* Objective *
Your task is to give the listing below back word for word, pictures excluded.

* Supplied entries *
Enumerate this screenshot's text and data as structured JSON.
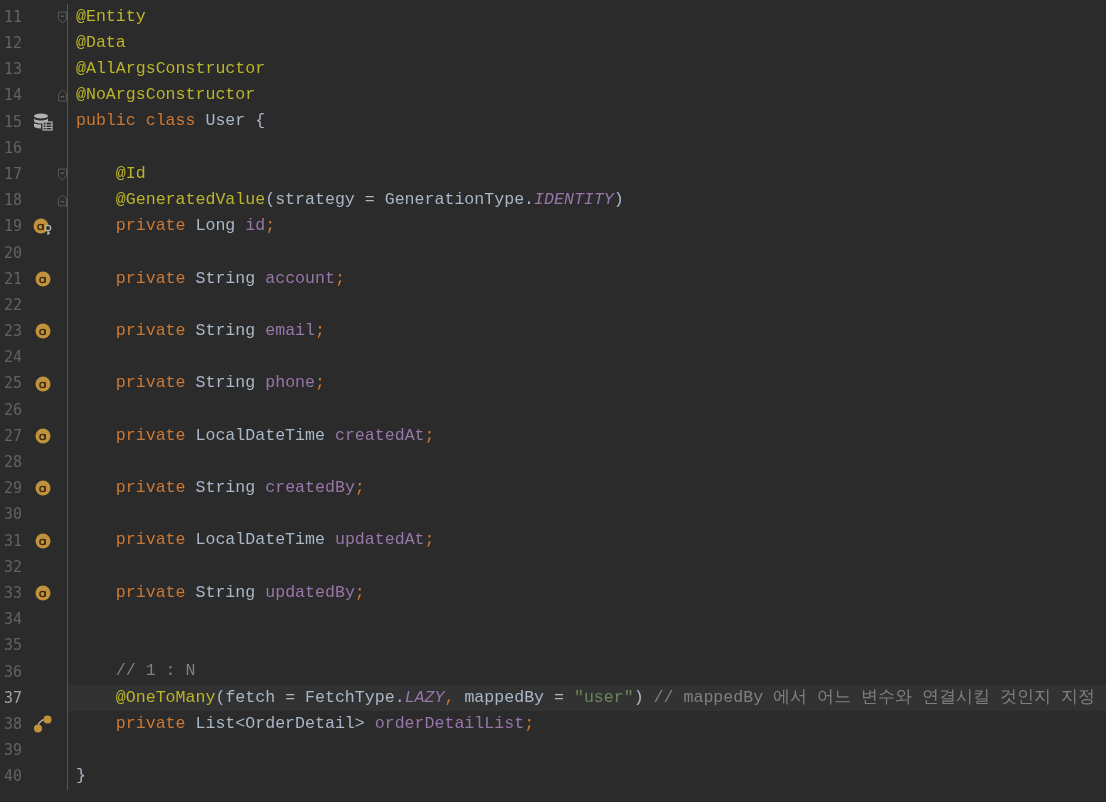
{
  "editor": {
    "lines": [
      {
        "number": "11",
        "current": false,
        "fold": {
          "kind": "start"
        },
        "tokens": [
          {
            "kind": "annotation",
            "text": "@Entity"
          }
        ]
      },
      {
        "number": "12",
        "current": false,
        "tokens": [
          {
            "kind": "annotation",
            "text": "@Data"
          }
        ]
      },
      {
        "number": "13",
        "current": false,
        "tokens": [
          {
            "kind": "annotation",
            "text": "@AllArgsConstructor"
          }
        ]
      },
      {
        "number": "14",
        "current": false,
        "fold": {
          "kind": "end"
        },
        "tokens": [
          {
            "kind": "annotation",
            "text": "@NoArgsConstructor"
          }
        ]
      },
      {
        "number": "15",
        "current": false,
        "gutter": {
          "kind": "entity"
        },
        "tokens": [
          {
            "kind": "keyword",
            "text": "public class "
          },
          {
            "kind": "plain",
            "text": "User {"
          }
        ]
      },
      {
        "number": "16",
        "current": false
      },
      {
        "number": "17",
        "current": false,
        "fold": {
          "kind": "start"
        },
        "tokens": [
          {
            "kind": "annotation",
            "text": "    @Id"
          }
        ]
      },
      {
        "number": "18",
        "current": false,
        "fold": {
          "kind": "end"
        },
        "tokens": [
          {
            "kind": "annotation",
            "text": "    @GeneratedValue"
          },
          {
            "kind": "plain",
            "text": "(strategy = GenerationType."
          },
          {
            "kind": "constant",
            "text": "IDENTITY"
          },
          {
            "kind": "plain",
            "text": ")"
          }
        ]
      },
      {
        "number": "19",
        "current": false,
        "gutter": {
          "kind": "id_field"
        },
        "tokens": [
          {
            "kind": "keyword",
            "text": "    private "
          },
          {
            "kind": "plain",
            "text": "Long "
          },
          {
            "kind": "field",
            "text": "id"
          },
          {
            "kind": "keyword",
            "text": ";"
          }
        ]
      },
      {
        "number": "20",
        "current": false
      },
      {
        "number": "21",
        "current": false,
        "gutter": {
          "kind": "field"
        },
        "tokens": [
          {
            "kind": "keyword",
            "text": "    private "
          },
          {
            "kind": "plain",
            "text": "String "
          },
          {
            "kind": "field",
            "text": "account"
          },
          {
            "kind": "keyword",
            "text": ";"
          }
        ]
      },
      {
        "number": "22",
        "current": false
      },
      {
        "number": "23",
        "current": false,
        "gutter": {
          "kind": "field"
        },
        "tokens": [
          {
            "kind": "keyword",
            "text": "    private "
          },
          {
            "kind": "plain",
            "text": "String "
          },
          {
            "kind": "field",
            "text": "email"
          },
          {
            "kind": "keyword",
            "text": ";"
          }
        ]
      },
      {
        "number": "24",
        "current": false
      },
      {
        "number": "25",
        "current": false,
        "gutter": {
          "kind": "field"
        },
        "tokens": [
          {
            "kind": "keyword",
            "text": "    private "
          },
          {
            "kind": "plain",
            "text": "String "
          },
          {
            "kind": "field",
            "text": "phone"
          },
          {
            "kind": "keyword",
            "text": ";"
          }
        ]
      },
      {
        "number": "26",
        "current": false
      },
      {
        "number": "27",
        "current": false,
        "gutter": {
          "kind": "field"
        },
        "tokens": [
          {
            "kind": "keyword",
            "text": "    private "
          },
          {
            "kind": "plain",
            "text": "LocalDateTime "
          },
          {
            "kind": "field",
            "text": "createdAt"
          },
          {
            "kind": "keyword",
            "text": ";"
          }
        ]
      },
      {
        "number": "28",
        "current": false
      },
      {
        "number": "29",
        "current": false,
        "gutter": {
          "kind": "field"
        },
        "tokens": [
          {
            "kind": "keyword",
            "text": "    private "
          },
          {
            "kind": "plain",
            "text": "String "
          },
          {
            "kind": "field",
            "text": "createdBy"
          },
          {
            "kind": "keyword",
            "text": ";"
          }
        ]
      },
      {
        "number": "30",
        "current": false
      },
      {
        "number": "31",
        "current": false,
        "gutter": {
          "kind": "field"
        },
        "tokens": [
          {
            "kind": "keyword",
            "text": "    private "
          },
          {
            "kind": "plain",
            "text": "LocalDateTime "
          },
          {
            "kind": "field",
            "text": "updatedAt"
          },
          {
            "kind": "keyword",
            "text": ";"
          }
        ]
      },
      {
        "number": "32",
        "current": false
      },
      {
        "number": "33",
        "current": false,
        "gutter": {
          "kind": "field"
        },
        "tokens": [
          {
            "kind": "keyword",
            "text": "    private "
          },
          {
            "kind": "plain",
            "text": "String "
          },
          {
            "kind": "field",
            "text": "updatedBy"
          },
          {
            "kind": "keyword",
            "text": ";"
          }
        ]
      },
      {
        "number": "34",
        "current": false
      },
      {
        "number": "35",
        "current": false
      },
      {
        "number": "36",
        "current": false,
        "tokens": [
          {
            "kind": "comment",
            "text": "    // 1 : N"
          }
        ]
      },
      {
        "number": "37",
        "current": true,
        "tokens": [
          {
            "kind": "annotation",
            "text": "    @OneToMany"
          },
          {
            "kind": "plain",
            "text": "(fetch = FetchType."
          },
          {
            "kind": "constant",
            "text": "LAZY"
          },
          {
            "kind": "keyword",
            "text": ", "
          },
          {
            "kind": "plain",
            "text": "mappedBy = "
          },
          {
            "kind": "string",
            "text": "\"user\""
          },
          {
            "kind": "plain",
            "text": ") "
          },
          {
            "kind": "comment",
            "text": "// mappedBy 에서 어느 변수와 연결시킬 것인지 지정"
          }
        ]
      },
      {
        "number": "38",
        "current": false,
        "gutter": {
          "kind": "relation"
        },
        "tokens": [
          {
            "kind": "keyword",
            "text": "    private "
          },
          {
            "kind": "plain",
            "text": "List<OrderDetail> "
          },
          {
            "kind": "field",
            "text": "orderDetailList"
          },
          {
            "kind": "keyword",
            "text": ";"
          }
        ]
      },
      {
        "number": "39",
        "current": false
      },
      {
        "number": "40",
        "current": false,
        "tokens": [
          {
            "kind": "plain",
            "text": "}"
          }
        ]
      }
    ]
  }
}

* The output *
Enumerate this screenshot's text and data as structured JSON.
{
  "editor": {
    "lines": [
      {
        "number": "11",
        "current": false,
        "fold": {
          "kind": "start"
        },
        "tokens": [
          {
            "kind": "annotation",
            "text": "@Entity"
          }
        ]
      },
      {
        "number": "12",
        "current": false,
        "tokens": [
          {
            "kind": "annotation",
            "text": "@Data"
          }
        ]
      },
      {
        "number": "13",
        "current": false,
        "tokens": [
          {
            "kind": "annotation",
            "text": "@AllArgsConstructor"
          }
        ]
      },
      {
        "number": "14",
        "current": false,
        "fold": {
          "kind": "end"
        },
        "tokens": [
          {
            "kind": "annotation",
            "text": "@NoArgsConstructor"
          }
        ]
      },
      {
        "number": "15",
        "current": false,
        "gutter": {
          "kind": "entity"
        },
        "tokens": [
          {
            "kind": "keyword",
            "text": "public class "
          },
          {
            "kind": "plain",
            "text": "User {"
          }
        ]
      },
      {
        "number": "16",
        "current": false
      },
      {
        "number": "17",
        "current": false,
        "fold": {
          "kind": "start"
        },
        "tokens": [
          {
            "kind": "annotation",
            "text": "    @Id"
          }
        ]
      },
      {
        "number": "18",
        "current": false,
        "fold": {
          "kind": "end"
        },
        "tokens": [
          {
            "kind": "annotation",
            "text": "    @GeneratedValue"
          },
          {
            "kind": "plain",
            "text": "(strategy = GenerationType."
          },
          {
            "kind": "constant",
            "text": "IDENTITY"
          },
          {
            "kind": "plain",
            "text": ")"
          }
        ]
      },
      {
        "number": "19",
        "current": false,
        "gutter": {
          "kind": "id_field"
        },
        "tokens": [
          {
            "kind": "keyword",
            "text": "    private "
          },
          {
            "kind": "plain",
            "text": "Long "
          },
          {
            "kind": "field",
            "text": "id"
          },
          {
            "kind": "keyword",
            "text": ";"
          }
        ]
      },
      {
        "number": "20",
        "current": false
      },
      {
        "number": "21",
        "current": false,
        "gutter": {
          "kind": "field"
        },
        "tokens": [
          {
            "kind": "keyword",
            "text": "    private "
          },
          {
            "kind": "plain",
            "text": "String "
          },
          {
            "kind": "field",
            "text": "account"
          },
          {
            "kind": "keyword",
            "text": ";"
          }
        ]
      },
      {
        "number": "22",
        "current": false
      },
      {
        "number": "23",
        "current": false,
        "gutter": {
          "kind": "field"
        },
        "tokens": [
          {
            "kind": "keyword",
            "text": "    private "
          },
          {
            "kind": "plain",
            "text": "String "
          },
          {
            "kind": "field",
            "text": "email"
          },
          {
            "kind": "keyword",
            "text": ";"
          }
        ]
      },
      {
        "number": "24",
        "current": false
      },
      {
        "number": "25",
        "current": false,
        "gutter": {
          "kind": "field"
        },
        "tokens": [
          {
            "kind": "keyword",
            "text": "    private "
          },
          {
            "kind": "plain",
            "text": "String "
          },
          {
            "kind": "field",
            "text": "phone"
          },
          {
            "kind": "keyword",
            "text": ";"
          }
        ]
      },
      {
        "number": "26",
        "current": false
      },
      {
        "number": "27",
        "current": false,
        "gutter": {
          "kind": "field"
        },
        "tokens": [
          {
            "kind": "keyword",
            "text": "    private "
          },
          {
            "kind": "plain",
            "text": "LocalDateTime "
          },
          {
            "kind": "field",
            "text": "createdAt"
          },
          {
            "kind": "keyword",
            "text": ";"
          }
        ]
      },
      {
        "number": "28",
        "current": false
      },
      {
        "number": "29",
        "current": false,
        "gutter": {
          "kind": "field"
        },
        "tokens": [
          {
            "kind": "keyword",
            "text": "    private "
          },
          {
            "kind": "plain",
            "text": "String "
          },
          {
            "kind": "field",
            "text": "createdBy"
          },
          {
            "kind": "keyword",
            "text": ";"
          }
        ]
      },
      {
        "number": "30",
        "current": false
      },
      {
        "number": "31",
        "current": false,
        "gutter": {
          "kind": "field"
        },
        "tokens": [
          {
            "kind": "keyword",
            "text": "    private "
          },
          {
            "kind": "plain",
            "text": "LocalDateTime "
          },
          {
            "kind": "field",
            "text": "updatedAt"
          },
          {
            "kind": "keyword",
            "text": ";"
          }
        ]
      },
      {
        "number": "32",
        "current": false
      },
      {
        "number": "33",
        "current": false,
        "gutter": {
          "kind": "field"
        },
        "tokens": [
          {
            "kind": "keyword",
            "text": "    private "
          },
          {
            "kind": "plain",
            "text": "String "
          },
          {
            "kind": "field",
            "text": "updatedBy"
          },
          {
            "kind": "keyword",
            "text": ";"
          }
        ]
      },
      {
        "number": "34",
        "current": false
      },
      {
        "number": "35",
        "current": false
      },
      {
        "number": "36",
        "current": false,
        "tokens": [
          {
            "kind": "comment",
            "text": "    // 1 : N"
          }
        ]
      },
      {
        "number": "37",
        "current": true,
        "tokens": [
          {
            "kind": "annotation",
            "text": "    @OneToMany"
          },
          {
            "kind": "plain",
            "text": "(fetch = FetchType."
          },
          {
            "kind": "constant",
            "text": "LAZY"
          },
          {
            "kind": "keyword",
            "text": ", "
          },
          {
            "kind": "plain",
            "text": "mappedBy = "
          },
          {
            "kind": "string",
            "text": "\"user\""
          },
          {
            "kind": "plain",
            "text": ") "
          },
          {
            "kind": "comment",
            "text": "// mappedBy 에서 어느 변수와 연결시킬 것인지 지정"
          }
        ]
      },
      {
        "number": "38",
        "current": false,
        "gutter": {
          "kind": "relation"
        },
        "tokens": [
          {
            "kind": "keyword",
            "text": "    private "
          },
          {
            "kind": "plain",
            "text": "List<OrderDetail> "
          },
          {
            "kind": "field",
            "text": "orderDetailList"
          },
          {
            "kind": "keyword",
            "text": ";"
          }
        ]
      },
      {
        "number": "39",
        "current": false
      },
      {
        "number": "40",
        "current": false,
        "tokens": [
          {
            "kind": "plain",
            "text": "}"
          }
        ]
      }
    ]
  }
}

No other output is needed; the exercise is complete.